◆ Required work: Wherever the string "credito" occurs in a line of these records, report that line.

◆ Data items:
-- -- --

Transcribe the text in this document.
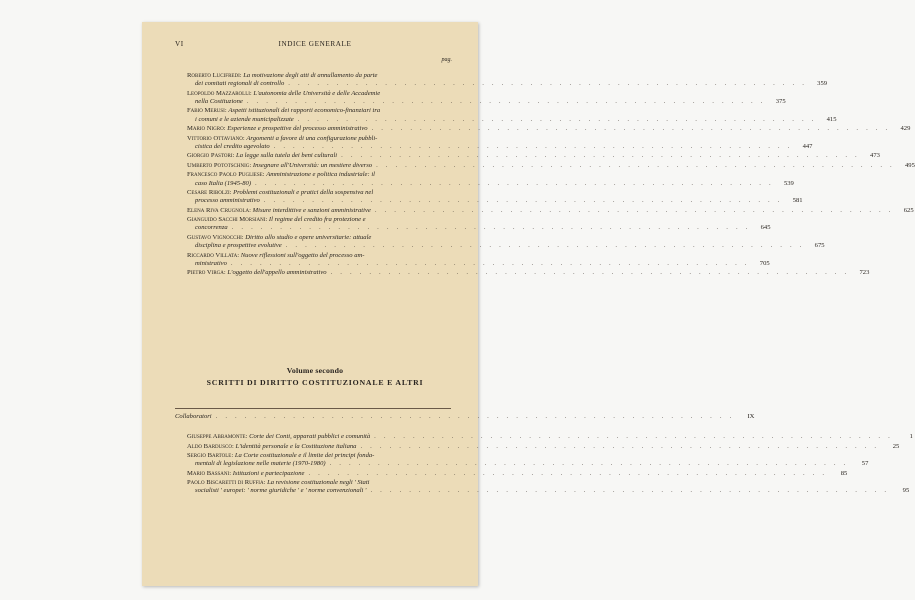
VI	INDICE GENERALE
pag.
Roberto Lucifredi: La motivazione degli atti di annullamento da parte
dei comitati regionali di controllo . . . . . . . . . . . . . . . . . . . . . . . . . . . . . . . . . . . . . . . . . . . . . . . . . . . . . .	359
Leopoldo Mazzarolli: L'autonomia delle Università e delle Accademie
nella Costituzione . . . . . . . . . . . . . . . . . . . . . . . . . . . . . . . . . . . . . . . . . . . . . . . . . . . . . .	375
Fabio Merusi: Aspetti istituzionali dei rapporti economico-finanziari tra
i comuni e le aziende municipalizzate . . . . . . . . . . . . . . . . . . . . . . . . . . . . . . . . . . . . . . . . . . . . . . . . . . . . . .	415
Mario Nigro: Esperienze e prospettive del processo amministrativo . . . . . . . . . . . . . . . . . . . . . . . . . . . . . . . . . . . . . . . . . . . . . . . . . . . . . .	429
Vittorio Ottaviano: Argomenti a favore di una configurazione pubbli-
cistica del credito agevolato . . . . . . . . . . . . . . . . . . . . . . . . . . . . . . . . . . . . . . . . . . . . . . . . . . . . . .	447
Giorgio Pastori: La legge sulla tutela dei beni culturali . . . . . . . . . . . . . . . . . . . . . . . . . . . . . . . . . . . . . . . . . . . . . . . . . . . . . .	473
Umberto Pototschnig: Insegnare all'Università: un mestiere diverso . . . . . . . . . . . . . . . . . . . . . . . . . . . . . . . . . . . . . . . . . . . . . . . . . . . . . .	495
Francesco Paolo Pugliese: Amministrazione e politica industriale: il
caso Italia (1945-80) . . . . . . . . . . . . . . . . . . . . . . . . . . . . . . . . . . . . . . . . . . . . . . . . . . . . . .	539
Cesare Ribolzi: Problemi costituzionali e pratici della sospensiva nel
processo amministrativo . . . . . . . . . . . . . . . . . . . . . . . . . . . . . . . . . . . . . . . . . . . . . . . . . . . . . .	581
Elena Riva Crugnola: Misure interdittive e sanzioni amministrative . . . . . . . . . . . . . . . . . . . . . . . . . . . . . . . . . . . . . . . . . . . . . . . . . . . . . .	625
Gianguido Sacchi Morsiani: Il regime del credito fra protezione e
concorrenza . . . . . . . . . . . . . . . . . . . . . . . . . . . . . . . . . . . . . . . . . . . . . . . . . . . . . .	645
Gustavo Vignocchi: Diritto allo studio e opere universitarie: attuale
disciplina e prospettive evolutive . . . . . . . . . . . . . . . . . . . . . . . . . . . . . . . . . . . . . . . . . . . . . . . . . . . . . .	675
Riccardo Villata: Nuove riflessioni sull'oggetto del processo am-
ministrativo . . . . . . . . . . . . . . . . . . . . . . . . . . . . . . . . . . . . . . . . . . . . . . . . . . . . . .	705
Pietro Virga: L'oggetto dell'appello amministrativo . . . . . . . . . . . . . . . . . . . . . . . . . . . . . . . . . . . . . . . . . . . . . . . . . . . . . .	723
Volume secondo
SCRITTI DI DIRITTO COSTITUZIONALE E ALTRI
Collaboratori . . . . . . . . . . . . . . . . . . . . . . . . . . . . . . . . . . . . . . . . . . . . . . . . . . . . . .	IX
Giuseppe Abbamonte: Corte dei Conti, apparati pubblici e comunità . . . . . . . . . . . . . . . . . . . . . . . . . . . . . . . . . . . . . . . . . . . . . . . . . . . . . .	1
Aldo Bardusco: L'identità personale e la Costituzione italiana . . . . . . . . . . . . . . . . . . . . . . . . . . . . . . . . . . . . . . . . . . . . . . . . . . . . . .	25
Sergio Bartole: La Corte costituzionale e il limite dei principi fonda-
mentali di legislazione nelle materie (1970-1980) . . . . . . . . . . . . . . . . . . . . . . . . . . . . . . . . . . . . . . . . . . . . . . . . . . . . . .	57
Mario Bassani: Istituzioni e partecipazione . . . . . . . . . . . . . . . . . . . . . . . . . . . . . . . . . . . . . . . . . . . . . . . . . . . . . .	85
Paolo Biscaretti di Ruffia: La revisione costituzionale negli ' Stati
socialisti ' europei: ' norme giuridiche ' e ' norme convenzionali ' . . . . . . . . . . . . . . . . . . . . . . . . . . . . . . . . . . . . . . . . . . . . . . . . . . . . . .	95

-- -- --

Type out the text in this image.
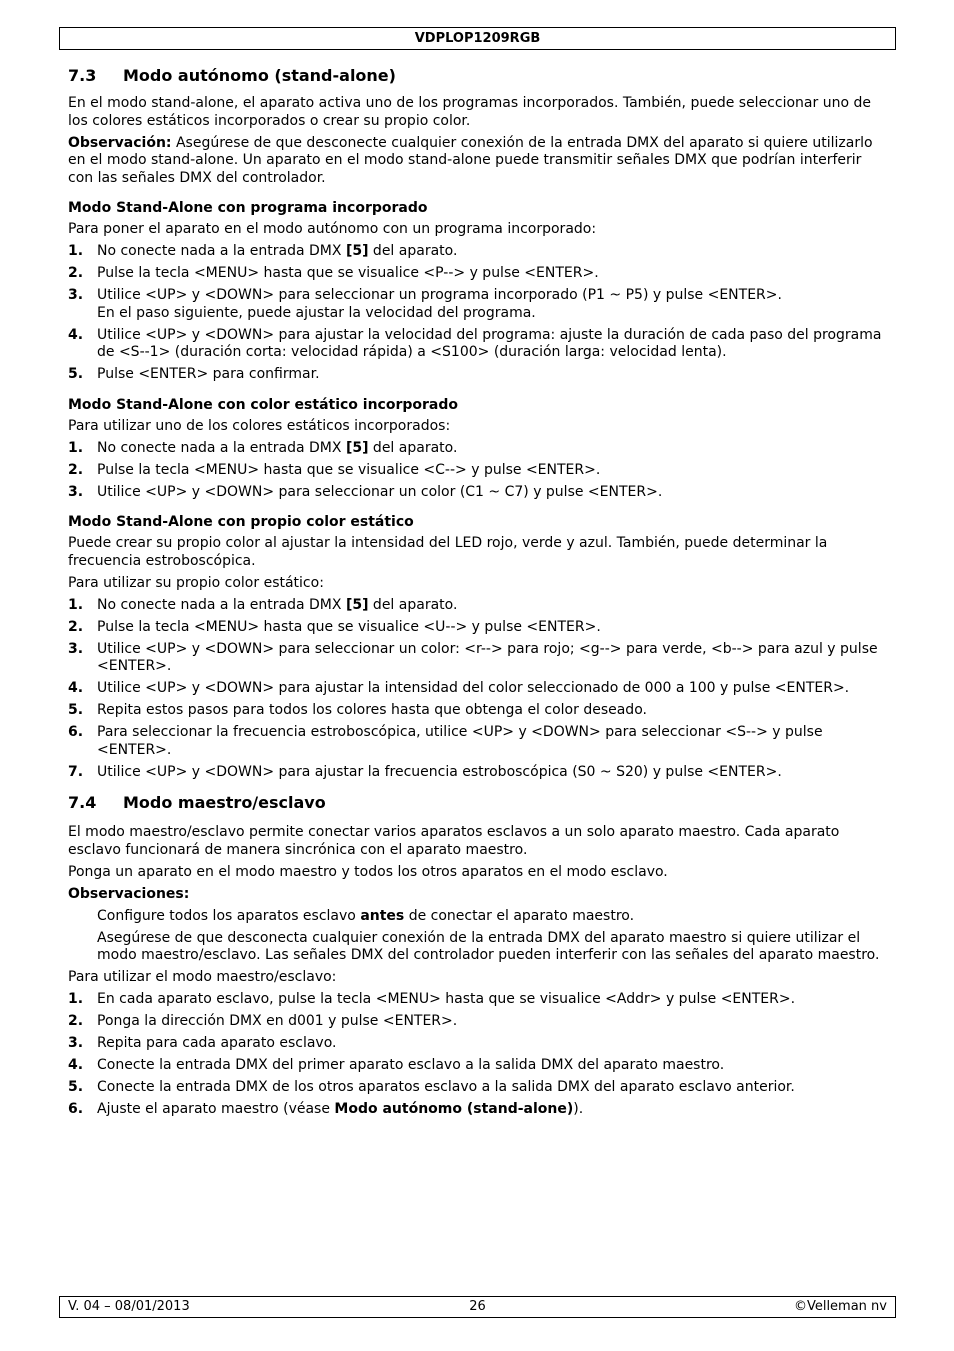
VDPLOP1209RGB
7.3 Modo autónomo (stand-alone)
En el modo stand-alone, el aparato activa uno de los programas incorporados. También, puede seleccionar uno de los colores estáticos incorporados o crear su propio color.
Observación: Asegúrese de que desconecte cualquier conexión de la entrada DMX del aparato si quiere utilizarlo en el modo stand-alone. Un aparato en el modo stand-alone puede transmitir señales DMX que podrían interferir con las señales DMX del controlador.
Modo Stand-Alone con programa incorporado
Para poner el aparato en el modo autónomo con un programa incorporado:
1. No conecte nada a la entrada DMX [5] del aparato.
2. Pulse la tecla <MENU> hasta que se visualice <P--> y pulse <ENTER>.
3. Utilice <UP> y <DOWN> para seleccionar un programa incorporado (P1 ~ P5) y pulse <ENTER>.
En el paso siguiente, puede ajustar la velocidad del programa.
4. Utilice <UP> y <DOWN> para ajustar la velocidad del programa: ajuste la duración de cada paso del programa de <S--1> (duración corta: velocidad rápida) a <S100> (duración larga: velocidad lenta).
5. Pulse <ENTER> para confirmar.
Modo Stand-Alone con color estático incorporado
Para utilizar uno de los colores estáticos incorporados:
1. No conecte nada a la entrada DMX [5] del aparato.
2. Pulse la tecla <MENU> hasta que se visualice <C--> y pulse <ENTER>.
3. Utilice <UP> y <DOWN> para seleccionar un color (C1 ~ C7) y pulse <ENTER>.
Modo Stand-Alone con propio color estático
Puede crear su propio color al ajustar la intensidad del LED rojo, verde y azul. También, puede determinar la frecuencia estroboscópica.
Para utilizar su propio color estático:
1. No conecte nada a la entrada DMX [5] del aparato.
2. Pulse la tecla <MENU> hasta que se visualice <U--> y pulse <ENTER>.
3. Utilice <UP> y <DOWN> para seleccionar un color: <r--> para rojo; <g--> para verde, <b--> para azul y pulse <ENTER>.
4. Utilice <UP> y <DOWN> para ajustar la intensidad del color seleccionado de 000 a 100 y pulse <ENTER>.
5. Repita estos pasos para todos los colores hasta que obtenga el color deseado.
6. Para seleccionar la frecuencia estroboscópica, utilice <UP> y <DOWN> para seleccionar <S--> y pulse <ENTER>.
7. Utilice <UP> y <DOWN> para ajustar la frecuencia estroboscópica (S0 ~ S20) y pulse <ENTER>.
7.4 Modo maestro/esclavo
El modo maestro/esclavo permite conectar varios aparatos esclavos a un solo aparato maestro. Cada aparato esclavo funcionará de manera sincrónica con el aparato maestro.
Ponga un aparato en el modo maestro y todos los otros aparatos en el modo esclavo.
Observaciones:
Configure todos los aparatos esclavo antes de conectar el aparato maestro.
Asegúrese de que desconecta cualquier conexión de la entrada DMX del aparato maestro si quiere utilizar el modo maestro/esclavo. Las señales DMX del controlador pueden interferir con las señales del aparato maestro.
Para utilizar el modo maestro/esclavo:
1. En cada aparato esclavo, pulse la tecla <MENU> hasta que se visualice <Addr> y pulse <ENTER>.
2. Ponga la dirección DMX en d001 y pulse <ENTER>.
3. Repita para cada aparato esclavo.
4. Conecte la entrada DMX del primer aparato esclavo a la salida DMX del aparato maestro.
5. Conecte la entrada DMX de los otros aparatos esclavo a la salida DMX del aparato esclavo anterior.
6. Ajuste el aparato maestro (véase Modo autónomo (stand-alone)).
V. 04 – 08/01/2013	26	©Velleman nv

-- -- --

◆ Output for this task:
cistica del credito agevolato . . . . . . . . . . . . . . . . . . . . . . . . . . . . . . . . . . . . . . . . . . . . . . . . . . . . . .	447
Gianguido Sacchi Morsiani: Il regime del credito fra protezione e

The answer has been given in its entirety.